EXERCISE TASK:
Select the lines of the records containing the word "frac" and list them.

Extracted data entries:
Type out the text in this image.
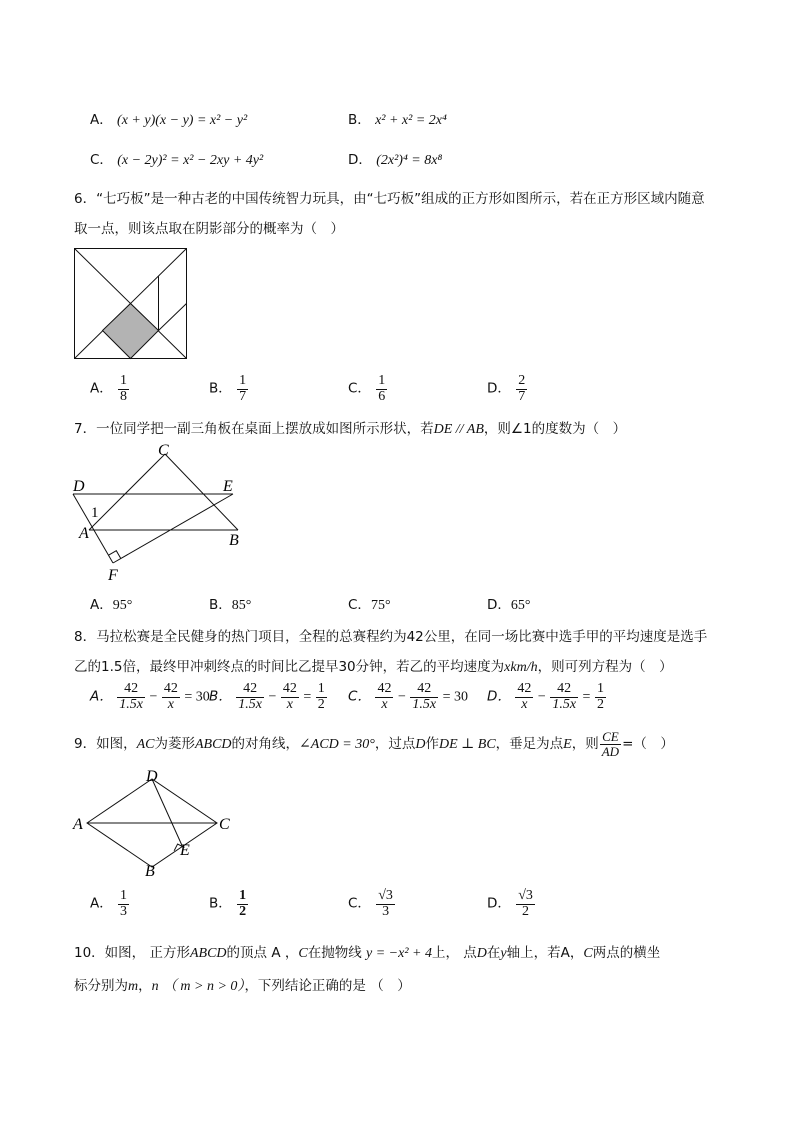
A． (x + y)(x − y) = x² − y²	B． x² + x² = 2x⁴
C． (x − 2y)² = x² − 2xy + 4y²	D． (2x²)⁴ = 8x⁸
6．“七巧板”是一种古老的中国传统智力玩具，由“七巧板”组成的正方形如图所示，若在正方形区域内随意
取一点，则该点取在阴影部分的概率为（　）
A． $\frac{1}{8}$	B． $\frac{1}{7}$	C． $\frac{1}{6}$	D． $\frac{2}{7}$
7．一位同学把一副三角板在桌面上摆放成如图所示形状，若DE // AB，则∠1的度数为（　）
C
D	E
1
A	B
F
A．95°	B．85°	C．75°	D．65°
8．马拉松赛是全民健身的热门项目，全程的总赛程约为42公里，在同一场比赛中选手甲的平均速度是选手
乙的1.5倍，最终甲冲刺终点的时间比乙提早30分钟，若乙的平均速度为xkm/h，则可列方程为（　）
A． $\frac{42}{1.5x} - \frac{42}{x} = 30$ B． $\frac{42}{1.5x} - \frac{42}{x} = \frac{1}{2}$ C． $\frac{42}{x} - \frac{42}{1.5x} = 30$ D． $\frac{42}{x} - \frac{42}{1.5x} = \frac{1}{2}$
9．如图，AC为菱形ABCD的对角线，∠ACD = 30°，过点D作DE ⊥ BC，垂足为点E，则 $\frac{CE}{AD}$ =（　）
D
A	C
E
B
A． $\frac{1}{3}$	B． $\frac{1}{2}$	C． $\frac{√3}{3}$	D． $\frac{√3}{2}$
10．如图， 正方形ABCD的顶点 A ，C在抛物线 y = −x² + 4上， 点D在y轴上，若A，C两点的横坐
标分别为m，n （ m > n > 0），下列结论正确的是 （　）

REPLY:
A． $\frac{1}{8}$	B． $\frac{1}{7}$	C． $\frac{1}{6}$	D． $\frac{2}{7}$
A． $\frac{42}{1.5x} - \frac{42}{x} = 30$ B． $\frac{42}{1.5x} - \frac{42}{x} = \frac{1}{2}$ C． $\frac{42}{x} - \frac{42}{1.5x} = 30$ D． $\frac{42}{x} - \frac{42}{1.5x} = \frac{1}{2}$
9．如图，AC为菱形ABCD的对角线，∠ACD = 30°，过点D作DE ⊥ BC，垂足为点E，则 $\frac{CE}{AD}$ =（　）
A． $\frac{1}{3}$	B． $\frac{1}{2}$	C． $\frac{√3}{3}$	D． $\frac{√3}{2}$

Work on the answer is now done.